==== Supplied entries ====

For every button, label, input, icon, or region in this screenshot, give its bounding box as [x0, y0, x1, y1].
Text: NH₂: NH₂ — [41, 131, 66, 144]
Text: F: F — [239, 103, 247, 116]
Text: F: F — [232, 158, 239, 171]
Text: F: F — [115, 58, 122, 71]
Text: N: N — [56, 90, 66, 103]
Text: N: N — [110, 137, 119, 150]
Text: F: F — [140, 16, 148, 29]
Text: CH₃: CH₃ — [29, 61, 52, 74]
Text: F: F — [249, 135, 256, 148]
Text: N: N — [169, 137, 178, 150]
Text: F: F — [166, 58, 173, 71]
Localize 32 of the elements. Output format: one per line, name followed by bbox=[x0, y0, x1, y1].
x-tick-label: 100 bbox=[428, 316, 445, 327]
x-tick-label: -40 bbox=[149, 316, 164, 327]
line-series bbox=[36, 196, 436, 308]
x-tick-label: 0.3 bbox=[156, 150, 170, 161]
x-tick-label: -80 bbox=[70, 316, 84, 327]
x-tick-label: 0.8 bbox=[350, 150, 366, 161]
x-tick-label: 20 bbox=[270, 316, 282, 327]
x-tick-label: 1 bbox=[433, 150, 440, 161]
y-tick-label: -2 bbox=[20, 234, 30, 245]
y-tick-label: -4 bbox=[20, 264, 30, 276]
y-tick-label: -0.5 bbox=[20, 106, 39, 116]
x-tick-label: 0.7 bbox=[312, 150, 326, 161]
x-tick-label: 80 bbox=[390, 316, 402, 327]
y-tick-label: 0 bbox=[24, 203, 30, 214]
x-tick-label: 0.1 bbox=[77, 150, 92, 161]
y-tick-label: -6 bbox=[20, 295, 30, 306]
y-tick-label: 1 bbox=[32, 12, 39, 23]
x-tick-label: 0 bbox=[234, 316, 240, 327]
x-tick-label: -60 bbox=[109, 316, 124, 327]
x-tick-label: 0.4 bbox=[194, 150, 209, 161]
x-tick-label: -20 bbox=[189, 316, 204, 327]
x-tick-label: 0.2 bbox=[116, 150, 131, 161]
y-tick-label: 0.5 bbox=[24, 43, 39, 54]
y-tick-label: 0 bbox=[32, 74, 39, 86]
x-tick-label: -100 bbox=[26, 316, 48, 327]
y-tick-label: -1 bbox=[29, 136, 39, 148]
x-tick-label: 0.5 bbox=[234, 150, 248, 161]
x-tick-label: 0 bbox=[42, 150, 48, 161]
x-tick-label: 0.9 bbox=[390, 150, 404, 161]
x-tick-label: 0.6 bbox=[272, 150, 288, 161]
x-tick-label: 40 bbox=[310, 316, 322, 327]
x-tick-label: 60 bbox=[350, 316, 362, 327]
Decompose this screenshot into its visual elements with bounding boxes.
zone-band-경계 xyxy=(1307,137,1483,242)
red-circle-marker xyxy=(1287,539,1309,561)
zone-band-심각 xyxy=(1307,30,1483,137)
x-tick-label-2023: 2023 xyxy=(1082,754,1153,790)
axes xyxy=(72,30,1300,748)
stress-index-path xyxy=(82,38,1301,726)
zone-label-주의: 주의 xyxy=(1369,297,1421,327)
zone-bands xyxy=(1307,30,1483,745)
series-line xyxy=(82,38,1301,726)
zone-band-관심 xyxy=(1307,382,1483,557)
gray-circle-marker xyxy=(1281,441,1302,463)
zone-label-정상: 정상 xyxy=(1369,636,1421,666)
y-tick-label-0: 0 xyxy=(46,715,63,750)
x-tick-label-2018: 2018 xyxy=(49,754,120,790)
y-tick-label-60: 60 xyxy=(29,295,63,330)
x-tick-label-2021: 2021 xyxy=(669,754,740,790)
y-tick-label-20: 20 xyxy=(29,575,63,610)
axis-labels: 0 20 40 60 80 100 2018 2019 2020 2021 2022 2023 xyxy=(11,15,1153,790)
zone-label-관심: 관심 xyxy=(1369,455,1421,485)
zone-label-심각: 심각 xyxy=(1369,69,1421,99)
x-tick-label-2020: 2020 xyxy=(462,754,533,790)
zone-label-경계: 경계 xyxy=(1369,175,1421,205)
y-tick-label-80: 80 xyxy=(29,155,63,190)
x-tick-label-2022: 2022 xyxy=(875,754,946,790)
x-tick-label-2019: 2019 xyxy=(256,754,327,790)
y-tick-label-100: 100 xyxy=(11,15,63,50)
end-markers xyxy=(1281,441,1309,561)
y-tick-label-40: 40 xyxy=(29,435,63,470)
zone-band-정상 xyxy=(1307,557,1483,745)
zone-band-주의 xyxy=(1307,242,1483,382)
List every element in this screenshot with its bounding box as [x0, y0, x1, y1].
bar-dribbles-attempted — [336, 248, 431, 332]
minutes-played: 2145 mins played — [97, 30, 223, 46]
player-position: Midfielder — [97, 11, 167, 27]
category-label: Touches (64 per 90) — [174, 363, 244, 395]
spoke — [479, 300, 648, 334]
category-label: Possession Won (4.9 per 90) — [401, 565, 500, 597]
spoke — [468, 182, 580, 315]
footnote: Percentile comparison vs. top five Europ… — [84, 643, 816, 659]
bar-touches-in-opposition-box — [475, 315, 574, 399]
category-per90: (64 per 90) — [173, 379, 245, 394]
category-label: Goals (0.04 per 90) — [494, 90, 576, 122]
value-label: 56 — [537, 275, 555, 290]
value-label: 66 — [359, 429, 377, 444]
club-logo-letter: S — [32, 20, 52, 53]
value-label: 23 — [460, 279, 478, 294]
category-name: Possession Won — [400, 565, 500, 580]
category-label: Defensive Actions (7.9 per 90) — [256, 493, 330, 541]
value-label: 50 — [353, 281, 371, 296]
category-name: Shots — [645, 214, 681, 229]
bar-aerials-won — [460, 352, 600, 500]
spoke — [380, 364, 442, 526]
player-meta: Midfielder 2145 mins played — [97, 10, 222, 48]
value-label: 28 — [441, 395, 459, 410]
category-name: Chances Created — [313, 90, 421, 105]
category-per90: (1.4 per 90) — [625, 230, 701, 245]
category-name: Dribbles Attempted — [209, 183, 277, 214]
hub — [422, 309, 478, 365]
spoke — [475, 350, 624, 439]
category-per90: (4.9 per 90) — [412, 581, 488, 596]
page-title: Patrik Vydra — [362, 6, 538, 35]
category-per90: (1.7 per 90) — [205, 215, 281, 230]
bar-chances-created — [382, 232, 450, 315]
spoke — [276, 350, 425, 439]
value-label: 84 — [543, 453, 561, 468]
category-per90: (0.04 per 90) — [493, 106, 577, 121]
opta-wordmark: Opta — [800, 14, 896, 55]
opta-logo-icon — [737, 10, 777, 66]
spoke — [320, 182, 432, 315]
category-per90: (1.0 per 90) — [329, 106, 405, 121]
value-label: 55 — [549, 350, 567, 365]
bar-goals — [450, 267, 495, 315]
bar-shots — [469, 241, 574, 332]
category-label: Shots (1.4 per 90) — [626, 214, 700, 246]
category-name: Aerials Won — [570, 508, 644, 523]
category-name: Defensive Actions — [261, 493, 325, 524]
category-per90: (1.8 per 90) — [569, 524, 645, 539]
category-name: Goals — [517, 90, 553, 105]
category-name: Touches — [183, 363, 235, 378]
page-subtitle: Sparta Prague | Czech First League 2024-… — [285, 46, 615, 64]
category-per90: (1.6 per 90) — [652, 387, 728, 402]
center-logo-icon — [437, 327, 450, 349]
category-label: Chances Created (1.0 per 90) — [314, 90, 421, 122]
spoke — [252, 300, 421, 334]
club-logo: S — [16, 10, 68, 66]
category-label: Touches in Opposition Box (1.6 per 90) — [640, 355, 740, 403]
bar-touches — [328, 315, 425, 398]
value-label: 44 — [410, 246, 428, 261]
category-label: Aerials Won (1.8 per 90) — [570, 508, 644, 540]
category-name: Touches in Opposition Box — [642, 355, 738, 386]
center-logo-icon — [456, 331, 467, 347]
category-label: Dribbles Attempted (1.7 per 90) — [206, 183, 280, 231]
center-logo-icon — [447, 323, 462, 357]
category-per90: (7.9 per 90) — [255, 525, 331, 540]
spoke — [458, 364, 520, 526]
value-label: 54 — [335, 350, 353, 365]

====

## Set task
State how many lines of the listing above contain the string "logo", matching case exactly. Give only the number.

## Answer to the problem
6